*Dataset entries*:
┌──

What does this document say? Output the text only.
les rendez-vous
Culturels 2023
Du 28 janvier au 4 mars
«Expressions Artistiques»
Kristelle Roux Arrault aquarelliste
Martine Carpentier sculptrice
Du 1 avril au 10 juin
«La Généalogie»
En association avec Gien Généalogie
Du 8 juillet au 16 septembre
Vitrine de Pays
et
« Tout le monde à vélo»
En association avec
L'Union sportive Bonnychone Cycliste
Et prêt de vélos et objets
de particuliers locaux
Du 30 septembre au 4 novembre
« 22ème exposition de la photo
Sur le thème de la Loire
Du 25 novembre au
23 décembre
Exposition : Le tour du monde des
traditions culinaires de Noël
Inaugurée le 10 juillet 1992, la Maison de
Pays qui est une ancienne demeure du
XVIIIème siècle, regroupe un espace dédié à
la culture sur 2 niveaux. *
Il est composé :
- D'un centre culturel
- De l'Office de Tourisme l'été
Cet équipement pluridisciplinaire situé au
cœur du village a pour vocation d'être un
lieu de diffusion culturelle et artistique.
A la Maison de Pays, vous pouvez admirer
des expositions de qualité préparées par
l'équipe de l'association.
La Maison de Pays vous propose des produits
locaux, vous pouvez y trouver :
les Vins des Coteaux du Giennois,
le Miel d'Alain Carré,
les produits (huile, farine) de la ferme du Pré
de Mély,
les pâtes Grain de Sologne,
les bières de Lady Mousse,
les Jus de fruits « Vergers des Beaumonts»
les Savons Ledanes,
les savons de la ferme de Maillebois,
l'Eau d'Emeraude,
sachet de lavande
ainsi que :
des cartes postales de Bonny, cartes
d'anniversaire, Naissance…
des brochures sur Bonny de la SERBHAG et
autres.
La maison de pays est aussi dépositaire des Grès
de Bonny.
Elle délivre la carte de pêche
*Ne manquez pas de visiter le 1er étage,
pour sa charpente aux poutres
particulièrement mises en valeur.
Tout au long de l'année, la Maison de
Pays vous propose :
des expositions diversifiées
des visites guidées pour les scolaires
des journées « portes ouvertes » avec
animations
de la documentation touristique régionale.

└──

*What you have to do*: Copy out every line from the material above in which the word "association" appears.

*Result of this task*:
En association avec Gien Généalogie
En association avec
l'équipe de l'association.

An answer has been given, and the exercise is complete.